# Instructions to follow:
Repeat the listing below in full, exactly as it stands.

# Material for the task:

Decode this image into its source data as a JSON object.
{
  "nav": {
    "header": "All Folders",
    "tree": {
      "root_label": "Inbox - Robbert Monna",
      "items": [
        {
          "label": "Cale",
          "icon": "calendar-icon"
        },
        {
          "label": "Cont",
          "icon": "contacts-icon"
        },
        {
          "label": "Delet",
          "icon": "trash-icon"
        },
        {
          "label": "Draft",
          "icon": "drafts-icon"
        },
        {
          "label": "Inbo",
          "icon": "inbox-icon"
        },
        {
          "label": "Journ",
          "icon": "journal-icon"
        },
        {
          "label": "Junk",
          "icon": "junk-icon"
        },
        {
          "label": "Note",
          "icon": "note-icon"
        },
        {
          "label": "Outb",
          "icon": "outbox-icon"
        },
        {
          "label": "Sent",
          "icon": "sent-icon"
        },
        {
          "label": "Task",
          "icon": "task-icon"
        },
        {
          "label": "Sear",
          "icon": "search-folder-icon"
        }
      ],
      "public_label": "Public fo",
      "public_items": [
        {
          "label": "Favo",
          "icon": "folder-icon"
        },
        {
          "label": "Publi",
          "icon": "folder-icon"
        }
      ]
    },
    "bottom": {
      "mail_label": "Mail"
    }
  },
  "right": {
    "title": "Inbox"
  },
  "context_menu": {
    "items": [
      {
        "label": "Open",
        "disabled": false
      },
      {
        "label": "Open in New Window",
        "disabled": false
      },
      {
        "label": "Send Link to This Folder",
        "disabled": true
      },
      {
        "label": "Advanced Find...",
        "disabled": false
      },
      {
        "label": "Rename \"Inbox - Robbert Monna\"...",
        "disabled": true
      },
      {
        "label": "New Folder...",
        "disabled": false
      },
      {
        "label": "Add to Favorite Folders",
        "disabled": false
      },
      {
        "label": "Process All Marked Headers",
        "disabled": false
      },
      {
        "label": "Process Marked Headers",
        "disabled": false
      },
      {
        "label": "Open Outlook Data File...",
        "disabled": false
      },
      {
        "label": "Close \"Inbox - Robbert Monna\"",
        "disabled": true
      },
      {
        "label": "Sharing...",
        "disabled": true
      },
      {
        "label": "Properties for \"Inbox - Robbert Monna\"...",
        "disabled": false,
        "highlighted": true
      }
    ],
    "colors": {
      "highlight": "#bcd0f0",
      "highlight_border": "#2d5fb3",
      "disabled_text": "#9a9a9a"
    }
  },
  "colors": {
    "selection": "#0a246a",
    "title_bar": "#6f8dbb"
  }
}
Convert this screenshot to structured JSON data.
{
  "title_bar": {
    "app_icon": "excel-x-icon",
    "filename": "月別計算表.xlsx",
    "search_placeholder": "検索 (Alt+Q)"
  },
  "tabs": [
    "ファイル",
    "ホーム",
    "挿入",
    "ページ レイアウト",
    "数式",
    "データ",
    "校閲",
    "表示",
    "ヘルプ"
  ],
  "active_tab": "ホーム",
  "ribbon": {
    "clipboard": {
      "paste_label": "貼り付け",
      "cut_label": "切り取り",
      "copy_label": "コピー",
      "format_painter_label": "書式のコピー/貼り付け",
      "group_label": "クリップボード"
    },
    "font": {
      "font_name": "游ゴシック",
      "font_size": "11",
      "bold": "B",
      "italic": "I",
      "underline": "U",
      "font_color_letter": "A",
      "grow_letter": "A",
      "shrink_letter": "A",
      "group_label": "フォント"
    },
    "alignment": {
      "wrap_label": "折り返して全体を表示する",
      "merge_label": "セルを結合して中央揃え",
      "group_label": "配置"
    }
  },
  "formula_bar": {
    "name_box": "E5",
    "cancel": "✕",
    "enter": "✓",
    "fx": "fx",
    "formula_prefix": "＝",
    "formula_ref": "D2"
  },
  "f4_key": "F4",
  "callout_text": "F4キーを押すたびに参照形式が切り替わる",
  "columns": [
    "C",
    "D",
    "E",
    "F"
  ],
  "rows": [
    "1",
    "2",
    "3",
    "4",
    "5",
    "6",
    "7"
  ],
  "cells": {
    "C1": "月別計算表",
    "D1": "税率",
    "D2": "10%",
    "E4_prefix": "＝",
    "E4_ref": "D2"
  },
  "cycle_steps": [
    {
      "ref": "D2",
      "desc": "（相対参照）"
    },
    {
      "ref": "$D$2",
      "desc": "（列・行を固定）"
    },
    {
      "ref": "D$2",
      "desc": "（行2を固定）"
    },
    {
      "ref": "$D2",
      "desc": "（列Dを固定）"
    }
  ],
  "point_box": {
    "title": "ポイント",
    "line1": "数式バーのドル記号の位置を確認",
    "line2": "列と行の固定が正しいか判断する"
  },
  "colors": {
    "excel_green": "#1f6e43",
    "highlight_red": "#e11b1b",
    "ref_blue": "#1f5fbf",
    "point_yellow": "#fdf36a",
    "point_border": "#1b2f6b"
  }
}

# Solution to this exercise:
Decode this image into its source data as a JSON object.
{
  "nav": {
    "header": "All Folders",
    "tree": {
      "root_label": "Inbox - Robbert Monna",
      "items": [
        {
          "label": "Cale",
          "icon": "calendar-icon"
        },
        {
          "label": "Cont",
          "icon": "contacts-icon"
        },
        {
          "label": "Delet",
          "icon": "trash-icon"
        },
        {
          "label": "Draft",
          "icon": "drafts-icon"
        },
        {
          "label": "Inbo",
          "icon": "inbox-icon"
        },
        {
          "label": "Journ",
          "icon": "journal-icon"
        },
        {
          "label": "Junk",
          "icon": "junk-icon"
        },
        {
          "label": "Note",
          "icon": "note-icon"
        },
        {
          "label": "Outb",
          "icon": "outbox-icon"
        },
        {
          "label": "Sent",
          "icon": "sent-icon"
        },
        {
          "label": "Task",
          "icon": "task-icon"
        },
        {
          "label": "Sear",
          "icon": "search-folder-icon"
        }
      ],
      "public_label": "Public fo",
      "public_items": [
        {
          "label": "Favo",
          "icon": "folder-icon"
        },
        {
          "label": "Publi",
          "icon": "folder-icon"
        }
      ]
    },
    "bottom": {
      "mail_label": "Mail"
    }
  },
  "right": {
    "title": "Inbox"
  },
  "context_menu": {
    "items": [
      {
        "label": "Open",
        "disabled": false
      },
      {
        "label": "Open in New Window",
        "disabled": false
      },
      {
        "label": "Send Link to This Folder",
        "disabled": true
      },
      {
        "label": "Advanced Find...",
        "disabled": false
      },
      {
        "label": "Rename \"Inbox - Robbert Monna\"...",
        "disabled": true
      },
      {
        "label": "New Folder...",
        "disabled": false
      },
      {
        "label": "Add to Favorite Folders",
        "disabled": false
      },
      {
        "label": "Process All Marked Headers",
        "disabled": false
      },
      {
        "label": "Process Marked Headers",
        "disabled": false
      },
      {
        "label": "Open Outlook Data File...",
        "disabled": false
      },
      {
        "label": "Close \"Inbox - Robbert Monna\"",
        "disabled": true
      },
      {
        "label": "Sharing...",
        "disabled": true
      },
      {
        "label": "Properties for \"Inbox - Robbert Monna\"...",
        "disabled": false,
        "highlighted": true
      }
    ],
    "colors": {
      "highlight": "#bcd0f0",
      "highlight_border": "#2d5fb3",
      "disabled_text": "#9a9a9a"
    }
  },
  "colors": {
    "selection": "#0a246a",
    "title_bar": "#6f8dbb"
  }
}
Convert this screenshot to structured JSON data.
{
  "title_bar": {
    "app_icon": "excel-x-icon",
    "filename": "月別計算表.xlsx",
    "search_placeholder": "検索 (Alt+Q)"
  },
  "tabs": [
    "ファイル",
    "ホーム",
    "挿入",
    "ページ レイアウト",
    "数式",
    "データ",
    "校閲",
    "表示",
    "ヘルプ"
  ],
  "active_tab": "ホーム",
  "ribbon": {
    "clipboard": {
      "paste_label": "貼り付け",
      "cut_label": "切り取り",
      "copy_label": "コピー",
      "format_painter_label": "書式のコピー/貼り付け",
      "group_label": "クリップボード"
    },
    "font": {
      "font_name": "游ゴシック",
      "font_size": "11",
      "bold": "B",
      "italic": "I",
      "underline": "U",
      "font_color_letter": "A",
      "grow_letter": "A",
      "shrink_letter": "A",
      "group_label": "フォント"
    },
    "alignment": {
      "wrap_label": "折り返して全体を表示する",
      "merge_label": "セルを結合して中央揃え",
      "group_label": "配置"
    }
  },
  "formula_bar": {
    "name_box": "E5",
    "cancel": "✕",
    "enter": "✓",
    "fx": "fx",
    "formula_prefix": "＝",
    "formula_ref": "D2"
  },
  "f4_key": "F4",
  "callout_text": "F4キーを押すたびに参照形式が切り替わる",
  "columns": [
    "C",
    "D",
    "E",
    "F"
  ],
  "rows": [
    "1",
    "2",
    "3",
    "4",
    "5",
    "6",
    "7"
  ],
  "cells": {
    "C1": "月別計算表",
    "D1": "税率",
    "D2": "10%",
    "E4_prefix": "＝",
    "E4_ref": "D2"
  },
  "cycle_steps": [
    {
      "ref": "D2",
      "desc": "（相対参照）"
    },
    {
      "ref": "$D$2",
      "desc": "（列・行を固定）"
    },
    {
      "ref": "D$2",
      "desc": "（行2を固定）"
    },
    {
      "ref": "$D2",
      "desc": "（列Dを固定）"
    }
  ],
  "point_box": {
    "title": "ポイント",
    "line1": "数式バーのドル記号の位置を確認",
    "line2": "列と行の固定が正しいか判断する"
  },
  "colors": {
    "excel_green": "#1f6e43",
    "highlight_red": "#e11b1b",
    "ref_blue": "#1f5fbf",
    "point_yellow": "#fdf36a",
    "point_border": "#1b2f6b"
  }
}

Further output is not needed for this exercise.